YOUR GOAL = Set down the whole listing verbatim.

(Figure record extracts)
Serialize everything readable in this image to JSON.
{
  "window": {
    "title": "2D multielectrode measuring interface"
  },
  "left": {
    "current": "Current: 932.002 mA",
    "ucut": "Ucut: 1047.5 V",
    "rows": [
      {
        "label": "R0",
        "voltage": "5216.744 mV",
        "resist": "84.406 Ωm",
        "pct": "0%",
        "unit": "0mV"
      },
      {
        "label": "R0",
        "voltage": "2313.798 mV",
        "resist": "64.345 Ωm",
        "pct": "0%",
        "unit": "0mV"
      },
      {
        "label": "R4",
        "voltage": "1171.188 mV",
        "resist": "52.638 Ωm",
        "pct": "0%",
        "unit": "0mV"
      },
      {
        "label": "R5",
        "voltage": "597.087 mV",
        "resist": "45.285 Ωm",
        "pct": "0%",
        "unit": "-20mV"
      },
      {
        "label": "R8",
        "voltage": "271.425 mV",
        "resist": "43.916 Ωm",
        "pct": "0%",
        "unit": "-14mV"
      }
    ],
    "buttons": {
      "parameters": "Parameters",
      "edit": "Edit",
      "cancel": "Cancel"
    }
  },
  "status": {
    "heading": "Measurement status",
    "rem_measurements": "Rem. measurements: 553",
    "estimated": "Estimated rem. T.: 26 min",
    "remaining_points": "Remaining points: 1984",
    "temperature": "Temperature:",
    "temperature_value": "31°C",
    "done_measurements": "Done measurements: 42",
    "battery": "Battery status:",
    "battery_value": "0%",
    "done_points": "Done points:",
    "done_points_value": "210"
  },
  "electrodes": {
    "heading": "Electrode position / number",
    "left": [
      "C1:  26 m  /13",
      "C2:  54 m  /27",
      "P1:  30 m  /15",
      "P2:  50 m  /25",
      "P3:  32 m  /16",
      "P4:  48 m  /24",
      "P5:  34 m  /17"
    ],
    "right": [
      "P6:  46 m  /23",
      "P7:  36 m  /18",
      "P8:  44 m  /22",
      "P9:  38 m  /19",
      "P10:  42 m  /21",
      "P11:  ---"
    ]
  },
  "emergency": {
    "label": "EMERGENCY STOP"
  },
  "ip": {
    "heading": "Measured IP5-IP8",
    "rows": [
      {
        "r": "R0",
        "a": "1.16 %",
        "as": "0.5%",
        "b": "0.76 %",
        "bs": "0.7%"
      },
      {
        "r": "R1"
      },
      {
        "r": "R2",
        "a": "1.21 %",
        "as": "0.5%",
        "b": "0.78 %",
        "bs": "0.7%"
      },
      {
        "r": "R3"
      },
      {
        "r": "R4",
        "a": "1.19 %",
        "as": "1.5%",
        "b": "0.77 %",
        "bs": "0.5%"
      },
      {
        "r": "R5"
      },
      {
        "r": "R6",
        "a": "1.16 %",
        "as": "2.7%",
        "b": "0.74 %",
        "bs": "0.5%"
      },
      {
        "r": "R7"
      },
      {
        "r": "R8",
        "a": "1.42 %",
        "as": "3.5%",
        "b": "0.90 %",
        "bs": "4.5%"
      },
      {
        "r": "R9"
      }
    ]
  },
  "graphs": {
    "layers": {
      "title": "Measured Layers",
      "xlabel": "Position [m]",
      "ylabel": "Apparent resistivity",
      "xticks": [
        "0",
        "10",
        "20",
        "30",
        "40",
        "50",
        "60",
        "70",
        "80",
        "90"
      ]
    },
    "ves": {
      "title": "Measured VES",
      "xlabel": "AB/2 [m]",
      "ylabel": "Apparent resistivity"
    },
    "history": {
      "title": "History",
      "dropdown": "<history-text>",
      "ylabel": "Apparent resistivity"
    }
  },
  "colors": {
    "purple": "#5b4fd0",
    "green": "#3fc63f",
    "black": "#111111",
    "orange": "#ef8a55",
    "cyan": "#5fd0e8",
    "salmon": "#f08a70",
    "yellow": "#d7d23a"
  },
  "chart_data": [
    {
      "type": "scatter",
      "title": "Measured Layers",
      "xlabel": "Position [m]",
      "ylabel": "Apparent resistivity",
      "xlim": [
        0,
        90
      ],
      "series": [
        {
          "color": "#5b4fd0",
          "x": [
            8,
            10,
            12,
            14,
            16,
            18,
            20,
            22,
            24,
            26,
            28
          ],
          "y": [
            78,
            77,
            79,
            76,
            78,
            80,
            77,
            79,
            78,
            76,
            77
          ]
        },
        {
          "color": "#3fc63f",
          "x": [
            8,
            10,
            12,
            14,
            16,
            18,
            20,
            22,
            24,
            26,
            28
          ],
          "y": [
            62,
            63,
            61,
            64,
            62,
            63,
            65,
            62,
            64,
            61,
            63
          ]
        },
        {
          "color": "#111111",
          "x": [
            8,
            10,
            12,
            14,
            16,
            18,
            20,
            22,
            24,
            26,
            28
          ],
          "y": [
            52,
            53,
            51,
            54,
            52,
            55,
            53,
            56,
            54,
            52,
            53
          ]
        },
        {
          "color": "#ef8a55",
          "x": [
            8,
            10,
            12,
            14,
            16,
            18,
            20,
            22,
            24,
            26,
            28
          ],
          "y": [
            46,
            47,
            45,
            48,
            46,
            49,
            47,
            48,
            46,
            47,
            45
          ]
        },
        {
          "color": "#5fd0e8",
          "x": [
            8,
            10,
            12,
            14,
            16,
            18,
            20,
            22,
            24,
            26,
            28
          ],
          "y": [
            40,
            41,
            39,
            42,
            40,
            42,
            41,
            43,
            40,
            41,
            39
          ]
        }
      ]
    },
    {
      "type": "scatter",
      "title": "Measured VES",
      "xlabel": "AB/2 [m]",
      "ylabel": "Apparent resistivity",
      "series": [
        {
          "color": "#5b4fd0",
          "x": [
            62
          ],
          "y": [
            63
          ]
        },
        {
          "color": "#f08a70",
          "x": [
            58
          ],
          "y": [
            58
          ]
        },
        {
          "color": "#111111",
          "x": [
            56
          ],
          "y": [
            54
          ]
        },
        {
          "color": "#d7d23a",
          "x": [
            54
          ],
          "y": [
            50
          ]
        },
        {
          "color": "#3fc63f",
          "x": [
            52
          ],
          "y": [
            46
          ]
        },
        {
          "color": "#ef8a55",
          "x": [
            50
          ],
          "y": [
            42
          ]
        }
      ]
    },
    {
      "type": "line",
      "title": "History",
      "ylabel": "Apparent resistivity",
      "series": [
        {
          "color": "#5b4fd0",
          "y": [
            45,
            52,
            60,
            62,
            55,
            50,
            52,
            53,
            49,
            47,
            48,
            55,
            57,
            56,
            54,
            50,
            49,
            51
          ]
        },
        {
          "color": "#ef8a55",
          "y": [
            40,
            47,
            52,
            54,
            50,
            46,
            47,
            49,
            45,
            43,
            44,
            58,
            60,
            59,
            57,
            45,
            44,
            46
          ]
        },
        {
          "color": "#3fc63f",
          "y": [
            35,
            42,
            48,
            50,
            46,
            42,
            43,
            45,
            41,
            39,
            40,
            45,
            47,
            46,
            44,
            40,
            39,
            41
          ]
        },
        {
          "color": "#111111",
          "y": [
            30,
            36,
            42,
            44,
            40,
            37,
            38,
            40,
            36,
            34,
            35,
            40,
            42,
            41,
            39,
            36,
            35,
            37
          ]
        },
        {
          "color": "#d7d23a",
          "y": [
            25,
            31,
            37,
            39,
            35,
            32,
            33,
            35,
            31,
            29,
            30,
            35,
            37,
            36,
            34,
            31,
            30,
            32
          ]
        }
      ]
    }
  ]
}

FINISHED ANSWER =
Serialize everything readable in this image to JSON.
{
  "window": {
    "title": "2D multielectrode measuring interface"
  },
  "left": {
    "current": "Current: 932.002 mA",
    "ucut": "Ucut: 1047.5 V",
    "rows": [
      {
        "label": "R0",
        "voltage": "5216.744 mV",
        "resist": "84.406 Ωm",
        "pct": "0%",
        "unit": "0mV"
      },
      {
        "label": "R0",
        "voltage": "2313.798 mV",
        "resist": "64.345 Ωm",
        "pct": "0%",
        "unit": "0mV"
      },
      {
        "label": "R4",
        "voltage": "1171.188 mV",
        "resist": "52.638 Ωm",
        "pct": "0%",
        "unit": "0mV"
      },
      {
        "label": "R5",
        "voltage": "597.087 mV",
        "resist": "45.285 Ωm",
        "pct": "0%",
        "unit": "-20mV"
      },
      {
        "label": "R8",
        "voltage": "271.425 mV",
        "resist": "43.916 Ωm",
        "pct": "0%",
        "unit": "-14mV"
      }
    ],
    "buttons": {
      "parameters": "Parameters",
      "edit": "Edit",
      "cancel": "Cancel"
    }
  },
  "status": {
    "heading": "Measurement status",
    "rem_measurements": "Rem. measurements: 553",
    "estimated": "Estimated rem. T.: 26 min",
    "remaining_points": "Remaining points: 1984",
    "temperature": "Temperature:",
    "temperature_value": "31°C",
    "done_measurements": "Done measurements: 42",
    "battery": "Battery status:",
    "battery_value": "0%",
    "done_points": "Done points:",
    "done_points_value": "210"
  },
  "electrodes": {
    "heading": "Electrode position / number",
    "left": [
      "C1:  26 m  /13",
      "C2:  54 m  /27",
      "P1:  30 m  /15",
      "P2:  50 m  /25",
      "P3:  32 m  /16",
      "P4:  48 m  /24",
      "P5:  34 m  /17"
    ],
    "right": [
      "P6:  46 m  /23",
      "P7:  36 m  /18",
      "P8:  44 m  /22",
      "P9:  38 m  /19",
      "P10:  42 m  /21",
      "P11:  ---"
    ]
  },
  "emergency": {
    "label": "EMERGENCY STOP"
  },
  "ip": {
    "heading": "Measured IP5-IP8",
    "rows": [
      {
        "r": "R0",
        "a": "1.16 %",
        "as": "0.5%",
        "b": "0.76 %",
        "bs": "0.7%"
      },
      {
        "r": "R1"
      },
      {
        "r": "R2",
        "a": "1.21 %",
        "as": "0.5%",
        "b": "0.78 %",
        "bs": "0.7%"
      },
      {
        "r": "R3"
      },
      {
        "r": "R4",
        "a": "1.19 %",
        "as": "1.5%",
        "b": "0.77 %",
        "bs": "0.5%"
      },
      {
        "r": "R5"
      },
      {
        "r": "R6",
        "a": "1.16 %",
        "as": "2.7%",
        "b": "0.74 %",
        "bs": "0.5%"
      },
      {
        "r": "R7"
      },
      {
        "r": "R8",
        "a": "1.42 %",
        "as": "3.5%",
        "b": "0.90 %",
        "bs": "4.5%"
      },
      {
        "r": "R9"
      }
    ]
  },
  "graphs": {
    "layers": {
      "title": "Measured Layers",
      "xlabel": "Position [m]",
      "ylabel": "Apparent resistivity",
      "xticks": [
        "0",
        "10",
        "20",
        "30",
        "40",
        "50",
        "60",
        "70",
        "80",
        "90"
      ]
    },
    "ves": {
      "title": "Measured VES",
      "xlabel": "AB/2 [m]",
      "ylabel": "Apparent resistivity"
    },
    "history": {
      "title": "History",
      "dropdown": "<history-text>",
      "ylabel": "Apparent resistivity"
    }
  },
  "colors": {
    "purple": "#5b4fd0",
    "green": "#3fc63f",
    "black": "#111111",
    "orange": "#ef8a55",
    "cyan": "#5fd0e8",
    "salmon": "#f08a70",
    "yellow": "#d7d23a"
  },
  "chart_data": [
    {
      "type": "scatter",
      "title": "Measured Layers",
      "xlabel": "Position [m]",
      "ylabel": "Apparent resistivity",
      "xlim": [
        0,
        90
      ],
      "series": [
        {
          "color": "#5b4fd0",
          "x": [
            8,
            10,
            12,
            14,
            16,
            18,
            20,
            22,
            24,
            26,
            28
          ],
          "y": [
            78,
            77,
            79,
            76,
            78,
            80,
            77,
            79,
            78,
            76,
            77
          ]
        },
        {
          "color": "#3fc63f",
          "x": [
            8,
            10,
            12,
            14,
            16,
            18,
            20,
            22,
            24,
            26,
            28
          ],
          "y": [
            62,
            63,
            61,
            64,
            62,
            63,
            65,
            62,
            64,
            61,
            63
          ]
        },
        {
          "color": "#111111",
          "x": [
            8,
            10,
            12,
            14,
            16,
            18,
            20,
            22,
            24,
            26,
            28
          ],
          "y": [
            52,
            53,
            51,
            54,
            52,
            55,
            53,
            56,
            54,
            52,
            53
          ]
        },
        {
          "color": "#ef8a55",
          "x": [
            8,
            10,
            12,
            14,
            16,
            18,
            20,
            22,
            24,
            26,
            28
          ],
          "y": [
            46,
            47,
            45,
            48,
            46,
            49,
            47,
            48,
            46,
            47,
            45
          ]
        },
        {
          "color": "#5fd0e8",
          "x": [
            8,
            10,
            12,
            14,
            16,
            18,
            20,
            22,
            24,
            26,
            28
          ],
          "y": [
            40,
            41,
            39,
            42,
            40,
            42,
            41,
            43,
            40,
            41,
            39
          ]
        }
      ]
    },
    {
      "type": "scatter",
      "title": "Measured VES",
      "xlabel": "AB/2 [m]",
      "ylabel": "Apparent resistivity",
      "series": [
        {
          "color": "#5b4fd0",
          "x": [
            62
          ],
          "y": [
            63
          ]
        },
        {
          "color": "#f08a70",
          "x": [
            58
          ],
          "y": [
            58
          ]
        },
        {
          "color": "#111111",
          "x": [
            56
          ],
          "y": [
            54
          ]
        },
        {
          "color": "#d7d23a",
          "x": [
            54
          ],
          "y": [
            50
          ]
        },
        {
          "color": "#3fc63f",
          "x": [
            52
          ],
          "y": [
            46
          ]
        },
        {
          "color": "#ef8a55",
          "x": [
            50
          ],
          "y": [
            42
          ]
        }
      ]
    },
    {
      "type": "line",
      "title": "History",
      "ylabel": "Apparent resistivity",
      "series": [
        {
          "color": "#5b4fd0",
          "y": [
            45,
            52,
            60,
            62,
            55,
            50,
            52,
            53,
            49,
            47,
            48,
            55,
            57,
            56,
            54,
            50,
            49,
            51
          ]
        },
        {
          "color": "#ef8a55",
          "y": [
            40,
            47,
            52,
            54,
            50,
            46,
            47,
            49,
            45,
            43,
            44,
            58,
            60,
            59,
            57,
            45,
            44,
            46
          ]
        },
        {
          "color": "#3fc63f",
          "y": [
            35,
            42,
            48,
            50,
            46,
            42,
            43,
            45,
            41,
            39,
            40,
            45,
            47,
            46,
            44,
            40,
            39,
            41
          ]
        },
        {
          "color": "#111111",
          "y": [
            30,
            36,
            42,
            44,
            40,
            37,
            38,
            40,
            36,
            34,
            35,
            40,
            42,
            41,
            39,
            36,
            35,
            37
          ]
        },
        {
          "color": "#d7d23a",
          "y": [
            25,
            31,
            37,
            39,
            35,
            32,
            33,
            35,
            31,
            29,
            30,
            35,
            37,
            36,
            34,
            31,
            30,
            32
          ]
        }
      ]
    }
  ]
}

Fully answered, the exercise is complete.